▶ [The problem] Repeat, exactly and completely, the entries shown underneath.

___ Available records

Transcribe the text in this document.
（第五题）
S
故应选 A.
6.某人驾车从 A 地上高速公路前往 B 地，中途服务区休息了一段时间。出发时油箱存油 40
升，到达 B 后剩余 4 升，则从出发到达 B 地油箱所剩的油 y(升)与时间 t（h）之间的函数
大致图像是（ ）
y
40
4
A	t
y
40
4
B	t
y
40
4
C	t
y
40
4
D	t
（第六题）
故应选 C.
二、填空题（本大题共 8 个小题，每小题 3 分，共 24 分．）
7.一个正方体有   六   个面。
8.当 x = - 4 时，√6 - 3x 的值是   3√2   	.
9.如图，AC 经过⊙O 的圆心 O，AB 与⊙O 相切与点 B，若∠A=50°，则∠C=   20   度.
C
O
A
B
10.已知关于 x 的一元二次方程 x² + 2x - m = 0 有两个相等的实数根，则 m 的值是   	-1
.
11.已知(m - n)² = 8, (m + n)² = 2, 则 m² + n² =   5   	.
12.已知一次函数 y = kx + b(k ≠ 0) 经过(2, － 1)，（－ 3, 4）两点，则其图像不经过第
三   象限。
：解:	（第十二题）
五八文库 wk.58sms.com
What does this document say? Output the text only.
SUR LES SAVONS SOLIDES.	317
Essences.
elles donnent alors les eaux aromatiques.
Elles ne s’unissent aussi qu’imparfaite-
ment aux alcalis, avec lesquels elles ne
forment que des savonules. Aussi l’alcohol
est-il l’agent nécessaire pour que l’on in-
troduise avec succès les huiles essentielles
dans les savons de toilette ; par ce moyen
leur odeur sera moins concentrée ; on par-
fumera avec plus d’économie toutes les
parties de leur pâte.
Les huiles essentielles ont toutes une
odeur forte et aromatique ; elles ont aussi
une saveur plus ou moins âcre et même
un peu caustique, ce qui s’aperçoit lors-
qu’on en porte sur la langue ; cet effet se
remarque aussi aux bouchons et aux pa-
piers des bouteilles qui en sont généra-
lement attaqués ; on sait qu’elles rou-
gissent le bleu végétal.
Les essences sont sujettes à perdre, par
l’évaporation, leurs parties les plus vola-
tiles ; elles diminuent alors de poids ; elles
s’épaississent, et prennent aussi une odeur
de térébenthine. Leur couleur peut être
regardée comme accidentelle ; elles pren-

______

▶ [Solved exercise]
Transcribe the text in this document.
（第五题）
S
故应选 A.
6.某人驾车从 A 地上高速公路前往 B 地，中途服务区休息了一段时间。出发时油箱存油 40
升，到达 B 后剩余 4 升，则从出发到达 B 地油箱所剩的油 y(升)与时间 t（h）之间的函数
大致图像是（ ）
y
40
4
A	t
y
40
4
B	t
y
40
4
C	t
y
40
4
D	t
（第六题）
故应选 C.
二、填空题（本大题共 8 个小题，每小题 3 分，共 24 分．）
7.一个正方体有   六   个面。
8.当 x = - 4 时，√6 - 3x 的值是   3√2   	.
9.如图，AC 经过⊙O 的圆心 O，AB 与⊙O 相切与点 B，若∠A=50°，则∠C=   20   度.
C
O
A
B
10.已知关于 x 的一元二次方程 x² + 2x - m = 0 有两个相等的实数根，则 m 的值是   	-1
.
11.已知(m - n)² = 8, (m + n)² = 2, 则 m² + n² =   5   	.
12.已知一次函数 y = kx + b(k ≠ 0) 经过(2, － 1)，（－ 3, 4）两点，则其图像不经过第
三   象限。
：解:	（第十二题）
五八文库 wk.58sms.com
What does this document say? Output the text only.
SUR LES SAVONS SOLIDES.	317
Essences.
elles donnent alors les eaux aromatiques.
Elles ne s’unissent aussi qu’imparfaite-
ment aux alcalis, avec lesquels elles ne
forment que des savonules. Aussi l’alcohol
est-il l’agent nécessaire pour que l’on in-
troduise avec succès les huiles essentielles
dans les savons de toilette ; par ce moyen
leur odeur sera moins concentrée ; on par-
fumera avec plus d’économie toutes les
parties de leur pâte.
Les huiles essentielles ont toutes une
odeur forte et aromatique ; elles ont aussi
une saveur plus ou moins âcre et même
un peu caustique, ce qui s’aperçoit lors-
qu’on en porte sur la langue ; cet effet se
remarque aussi aux bouchons et aux pa-
piers des bouteilles qui en sont généra-
lement attaqués ; on sait qu’elles rou-
gissent le bleu végétal.
Les essences sont sujettes à perdre, par
l’évaporation, leurs parties les plus vola-
tiles ; elles diminuent alors de poids ; elles
s’épaississent, et prennent aussi une odeur
de térébenthine. Leur couleur peut être
regardée comme accidentelle ; elles pren-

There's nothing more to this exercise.